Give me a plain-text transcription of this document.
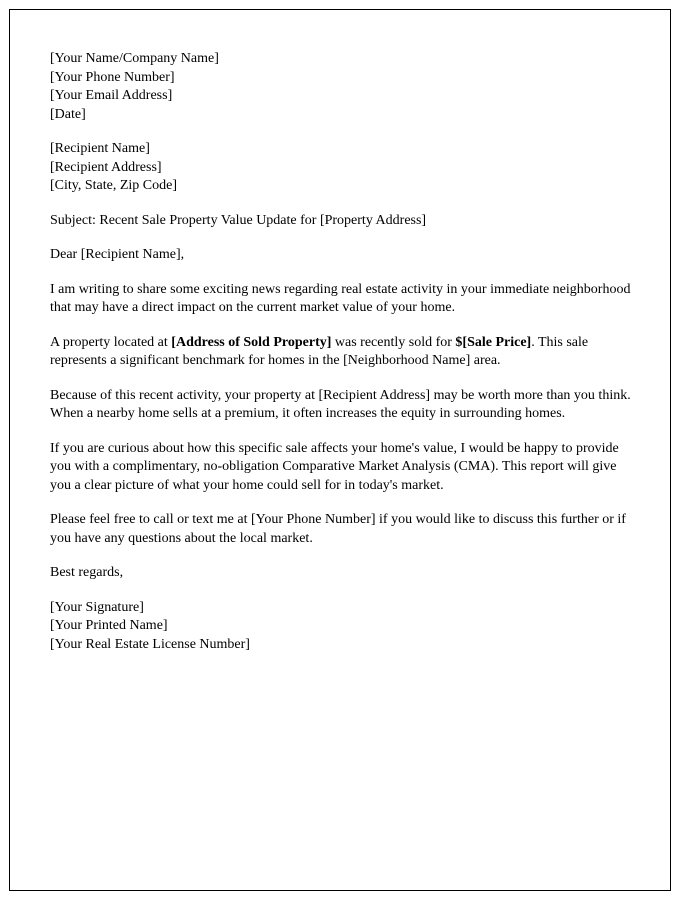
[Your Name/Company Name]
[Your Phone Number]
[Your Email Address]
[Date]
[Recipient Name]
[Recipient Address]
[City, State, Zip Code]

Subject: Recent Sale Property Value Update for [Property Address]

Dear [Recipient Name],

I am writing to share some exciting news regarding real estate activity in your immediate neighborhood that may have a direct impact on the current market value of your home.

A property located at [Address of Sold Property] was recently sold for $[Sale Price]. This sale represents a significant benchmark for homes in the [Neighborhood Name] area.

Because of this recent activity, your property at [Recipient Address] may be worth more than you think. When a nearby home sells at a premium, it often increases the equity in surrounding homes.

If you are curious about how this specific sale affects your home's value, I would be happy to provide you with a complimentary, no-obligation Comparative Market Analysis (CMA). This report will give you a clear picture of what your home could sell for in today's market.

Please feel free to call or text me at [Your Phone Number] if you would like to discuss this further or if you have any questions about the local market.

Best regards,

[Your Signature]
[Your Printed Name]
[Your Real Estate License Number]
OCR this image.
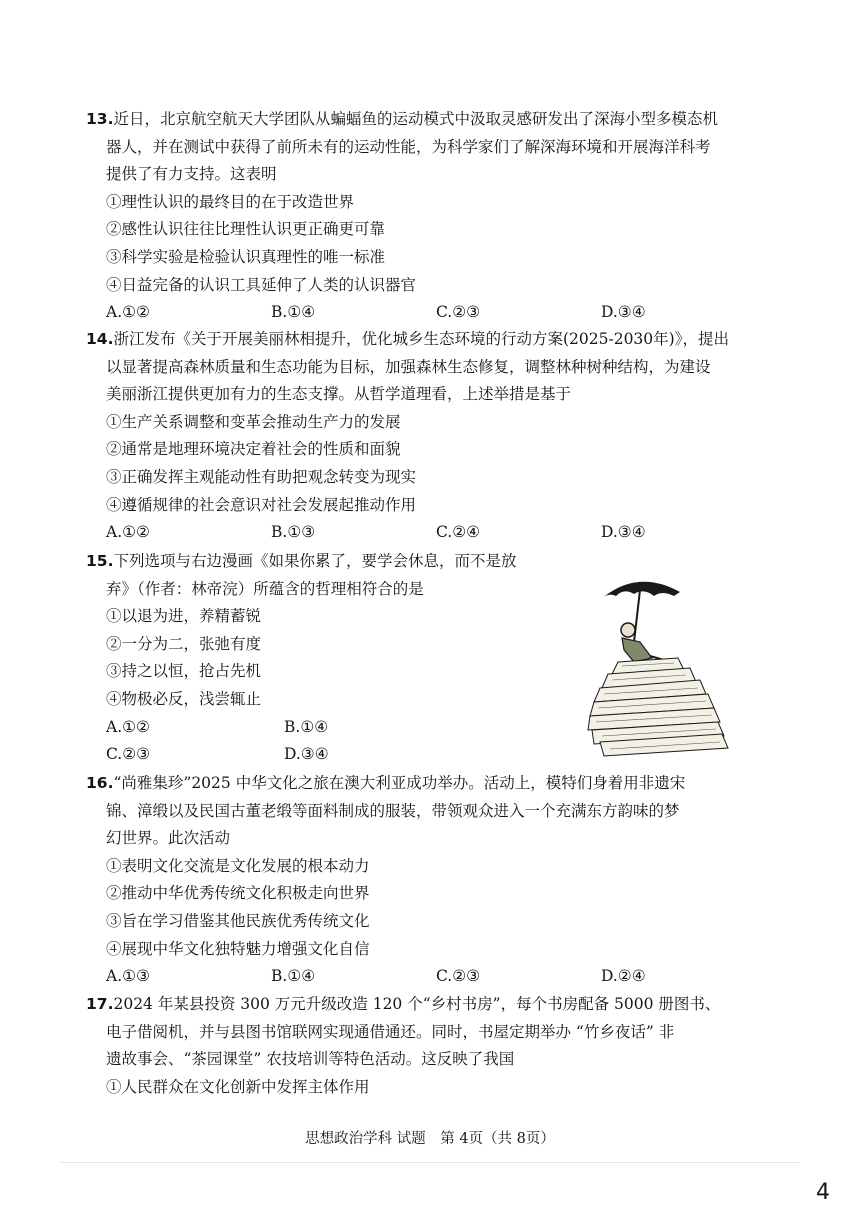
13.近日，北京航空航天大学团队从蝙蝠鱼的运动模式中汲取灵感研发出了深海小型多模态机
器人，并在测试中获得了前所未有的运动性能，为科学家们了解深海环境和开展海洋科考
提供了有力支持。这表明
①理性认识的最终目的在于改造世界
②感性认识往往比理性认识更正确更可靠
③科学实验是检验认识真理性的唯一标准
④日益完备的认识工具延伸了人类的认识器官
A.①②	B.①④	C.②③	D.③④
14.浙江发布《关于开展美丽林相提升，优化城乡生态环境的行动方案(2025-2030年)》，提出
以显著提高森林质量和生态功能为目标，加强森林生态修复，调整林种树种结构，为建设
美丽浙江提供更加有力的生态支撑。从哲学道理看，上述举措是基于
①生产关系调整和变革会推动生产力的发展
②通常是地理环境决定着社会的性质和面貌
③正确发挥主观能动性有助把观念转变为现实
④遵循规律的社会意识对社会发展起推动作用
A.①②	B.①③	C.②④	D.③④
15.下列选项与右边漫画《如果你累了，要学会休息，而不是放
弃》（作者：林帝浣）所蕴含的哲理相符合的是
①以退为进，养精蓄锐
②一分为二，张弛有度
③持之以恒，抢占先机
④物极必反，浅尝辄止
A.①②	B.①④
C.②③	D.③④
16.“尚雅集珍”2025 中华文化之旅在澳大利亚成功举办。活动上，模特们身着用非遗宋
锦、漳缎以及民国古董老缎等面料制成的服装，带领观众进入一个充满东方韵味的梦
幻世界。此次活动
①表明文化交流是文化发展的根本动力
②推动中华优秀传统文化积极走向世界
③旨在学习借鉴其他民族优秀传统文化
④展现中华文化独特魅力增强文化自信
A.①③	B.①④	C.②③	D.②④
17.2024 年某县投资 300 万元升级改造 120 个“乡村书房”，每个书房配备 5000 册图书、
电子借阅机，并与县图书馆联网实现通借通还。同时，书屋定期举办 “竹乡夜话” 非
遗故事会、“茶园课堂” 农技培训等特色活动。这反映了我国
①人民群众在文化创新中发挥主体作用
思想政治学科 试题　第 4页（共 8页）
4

### Task prompt:
Search the data for the string "Name" and copy each line where it appears.

### Response to the exercise:
[Your Name/Company Name]
[Recipient Name]
Dear [Recipient Name],
A property located at [Address of Sold Property] was recently sold for $[Sale Price]. This sale represents a significant benchmark for homes in the [Neighborhood Name] area.
[Your Printed Name]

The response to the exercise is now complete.